▸ GIVEN REQUEST
Please write out the material below exactly as given.

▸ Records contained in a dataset

* * *

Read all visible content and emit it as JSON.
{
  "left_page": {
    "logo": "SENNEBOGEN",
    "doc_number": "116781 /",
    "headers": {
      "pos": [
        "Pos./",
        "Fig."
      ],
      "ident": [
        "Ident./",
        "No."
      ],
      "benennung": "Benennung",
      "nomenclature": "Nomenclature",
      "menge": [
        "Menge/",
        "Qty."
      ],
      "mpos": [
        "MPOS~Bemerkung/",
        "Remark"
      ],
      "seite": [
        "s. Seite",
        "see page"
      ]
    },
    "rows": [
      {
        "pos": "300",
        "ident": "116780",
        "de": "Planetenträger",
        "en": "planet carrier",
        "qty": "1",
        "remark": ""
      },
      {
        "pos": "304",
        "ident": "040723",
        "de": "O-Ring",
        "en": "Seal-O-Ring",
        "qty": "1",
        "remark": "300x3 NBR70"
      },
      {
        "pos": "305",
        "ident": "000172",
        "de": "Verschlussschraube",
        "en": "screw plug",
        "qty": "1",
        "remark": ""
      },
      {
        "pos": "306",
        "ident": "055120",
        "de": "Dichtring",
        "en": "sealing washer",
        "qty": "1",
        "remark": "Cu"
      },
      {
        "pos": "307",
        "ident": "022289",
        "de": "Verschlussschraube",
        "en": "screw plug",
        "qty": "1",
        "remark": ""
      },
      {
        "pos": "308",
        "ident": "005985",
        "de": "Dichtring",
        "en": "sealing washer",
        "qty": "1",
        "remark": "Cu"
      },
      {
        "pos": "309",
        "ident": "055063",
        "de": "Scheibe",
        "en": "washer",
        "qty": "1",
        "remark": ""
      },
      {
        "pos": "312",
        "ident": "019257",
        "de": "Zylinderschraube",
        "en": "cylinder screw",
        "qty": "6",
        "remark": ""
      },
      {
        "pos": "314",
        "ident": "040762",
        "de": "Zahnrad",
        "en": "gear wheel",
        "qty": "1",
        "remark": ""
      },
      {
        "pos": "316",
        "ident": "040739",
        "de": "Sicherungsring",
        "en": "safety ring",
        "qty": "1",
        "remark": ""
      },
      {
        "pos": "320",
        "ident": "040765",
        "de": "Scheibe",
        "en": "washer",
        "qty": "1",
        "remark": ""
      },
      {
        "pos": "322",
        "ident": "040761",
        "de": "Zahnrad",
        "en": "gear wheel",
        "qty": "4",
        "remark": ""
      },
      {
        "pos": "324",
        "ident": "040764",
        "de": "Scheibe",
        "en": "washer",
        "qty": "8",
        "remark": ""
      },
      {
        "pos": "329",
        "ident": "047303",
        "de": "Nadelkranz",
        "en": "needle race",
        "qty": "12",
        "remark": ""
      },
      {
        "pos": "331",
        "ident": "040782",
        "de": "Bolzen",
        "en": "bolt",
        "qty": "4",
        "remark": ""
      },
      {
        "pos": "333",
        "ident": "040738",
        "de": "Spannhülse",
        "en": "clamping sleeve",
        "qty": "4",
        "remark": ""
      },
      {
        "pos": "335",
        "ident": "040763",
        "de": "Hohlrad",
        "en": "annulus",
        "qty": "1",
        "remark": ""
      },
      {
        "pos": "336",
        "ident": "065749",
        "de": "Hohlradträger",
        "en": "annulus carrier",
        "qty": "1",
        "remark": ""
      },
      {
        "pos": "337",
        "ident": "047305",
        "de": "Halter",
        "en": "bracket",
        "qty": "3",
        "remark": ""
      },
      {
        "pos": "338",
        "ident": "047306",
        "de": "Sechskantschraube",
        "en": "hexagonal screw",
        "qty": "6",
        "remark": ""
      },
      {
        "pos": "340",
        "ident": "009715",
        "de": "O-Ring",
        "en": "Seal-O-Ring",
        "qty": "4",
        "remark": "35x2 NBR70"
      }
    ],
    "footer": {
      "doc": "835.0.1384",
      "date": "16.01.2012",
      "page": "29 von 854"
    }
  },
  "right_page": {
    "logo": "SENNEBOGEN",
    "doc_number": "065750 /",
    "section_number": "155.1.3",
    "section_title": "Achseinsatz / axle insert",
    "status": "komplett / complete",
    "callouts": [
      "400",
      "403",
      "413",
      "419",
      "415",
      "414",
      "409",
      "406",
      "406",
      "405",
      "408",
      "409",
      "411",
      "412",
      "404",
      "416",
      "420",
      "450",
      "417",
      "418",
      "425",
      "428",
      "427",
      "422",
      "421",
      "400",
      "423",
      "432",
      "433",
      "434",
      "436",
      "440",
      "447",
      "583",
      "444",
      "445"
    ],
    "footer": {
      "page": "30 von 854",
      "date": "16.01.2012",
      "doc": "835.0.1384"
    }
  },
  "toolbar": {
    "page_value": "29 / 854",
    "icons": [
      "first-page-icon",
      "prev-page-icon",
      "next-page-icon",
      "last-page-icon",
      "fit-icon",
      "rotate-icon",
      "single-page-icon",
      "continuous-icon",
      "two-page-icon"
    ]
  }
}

* * *

▸ COMPLETE RESPONSE
Read all visible content and emit it as JSON.
{
  "left_page": {
    "logo": "SENNEBOGEN",
    "doc_number": "116781 /",
    "headers": {
      "pos": [
        "Pos./",
        "Fig."
      ],
      "ident": [
        "Ident./",
        "No."
      ],
      "benennung": "Benennung",
      "nomenclature": "Nomenclature",
      "menge": [
        "Menge/",
        "Qty."
      ],
      "mpos": [
        "MPOS~Bemerkung/",
        "Remark"
      ],
      "seite": [
        "s. Seite",
        "see page"
      ]
    },
    "rows": [
      {
        "pos": "300",
        "ident": "116780",
        "de": "Planetenträger",
        "en": "planet carrier",
        "qty": "1",
        "remark": ""
      },
      {
        "pos": "304",
        "ident": "040723",
        "de": "O-Ring",
        "en": "Seal-O-Ring",
        "qty": "1",
        "remark": "300x3 NBR70"
      },
      {
        "pos": "305",
        "ident": "000172",
        "de": "Verschlussschraube",
        "en": "screw plug",
        "qty": "1",
        "remark": ""
      },
      {
        "pos": "306",
        "ident": "055120",
        "de": "Dichtring",
        "en": "sealing washer",
        "qty": "1",
        "remark": "Cu"
      },
      {
        "pos": "307",
        "ident": "022289",
        "de": "Verschlussschraube",
        "en": "screw plug",
        "qty": "1",
        "remark": ""
      },
      {
        "pos": "308",
        "ident": "005985",
        "de": "Dichtring",
        "en": "sealing washer",
        "qty": "1",
        "remark": "Cu"
      },
      {
        "pos": "309",
        "ident": "055063",
        "de": "Scheibe",
        "en": "washer",
        "qty": "1",
        "remark": ""
      },
      {
        "pos": "312",
        "ident": "019257",
        "de": "Zylinderschraube",
        "en": "cylinder screw",
        "qty": "6",
        "remark": ""
      },
      {
        "pos": "314",
        "ident": "040762",
        "de": "Zahnrad",
        "en": "gear wheel",
        "qty": "1",
        "remark": ""
      },
      {
        "pos": "316",
        "ident": "040739",
        "de": "Sicherungsring",
        "en": "safety ring",
        "qty": "1",
        "remark": ""
      },
      {
        "pos": "320",
        "ident": "040765",
        "de": "Scheibe",
        "en": "washer",
        "qty": "1",
        "remark": ""
      },
      {
        "pos": "322",
        "ident": "040761",
        "de": "Zahnrad",
        "en": "gear wheel",
        "qty": "4",
        "remark": ""
      },
      {
        "pos": "324",
        "ident": "040764",
        "de": "Scheibe",
        "en": "washer",
        "qty": "8",
        "remark": ""
      },
      {
        "pos": "329",
        "ident": "047303",
        "de": "Nadelkranz",
        "en": "needle race",
        "qty": "12",
        "remark": ""
      },
      {
        "pos": "331",
        "ident": "040782",
        "de": "Bolzen",
        "en": "bolt",
        "qty": "4",
        "remark": ""
      },
      {
        "pos": "333",
        "ident": "040738",
        "de": "Spannhülse",
        "en": "clamping sleeve",
        "qty": "4",
        "remark": ""
      },
      {
        "pos": "335",
        "ident": "040763",
        "de": "Hohlrad",
        "en": "annulus",
        "qty": "1",
        "remark": ""
      },
      {
        "pos": "336",
        "ident": "065749",
        "de": "Hohlradträger",
        "en": "annulus carrier",
        "qty": "1",
        "remark": ""
      },
      {
        "pos": "337",
        "ident": "047305",
        "de": "Halter",
        "en": "bracket",
        "qty": "3",
        "remark": ""
      },
      {
        "pos": "338",
        "ident": "047306",
        "de": "Sechskantschraube",
        "en": "hexagonal screw",
        "qty": "6",
        "remark": ""
      },
      {
        "pos": "340",
        "ident": "009715",
        "de": "O-Ring",
        "en": "Seal-O-Ring",
        "qty": "4",
        "remark": "35x2 NBR70"
      }
    ],
    "footer": {
      "doc": "835.0.1384",
      "date": "16.01.2012",
      "page": "29 von 854"
    }
  },
  "right_page": {
    "logo": "SENNEBOGEN",
    "doc_number": "065750 /",
    "section_number": "155.1.3",
    "section_title": "Achseinsatz / axle insert",
    "status": "komplett / complete",
    "callouts": [
      "400",
      "403",
      "413",
      "419",
      "415",
      "414",
      "409",
      "406",
      "406",
      "405",
      "408",
      "409",
      "411",
      "412",
      "404",
      "416",
      "420",
      "450",
      "417",
      "418",
      "425",
      "428",
      "427",
      "422",
      "421",
      "400",
      "423",
      "432",
      "433",
      "434",
      "436",
      "440",
      "447",
      "583",
      "444",
      "445"
    ],
    "footer": {
      "page": "30 von 854",
      "date": "16.01.2012",
      "doc": "835.0.1384"
    }
  },
  "toolbar": {
    "page_value": "29 / 854",
    "icons": [
      "first-page-icon",
      "prev-page-icon",
      "next-page-icon",
      "last-page-icon",
      "fit-icon",
      "rotate-icon",
      "single-page-icon",
      "continuous-icon",
      "two-page-icon"
    ]
  }
}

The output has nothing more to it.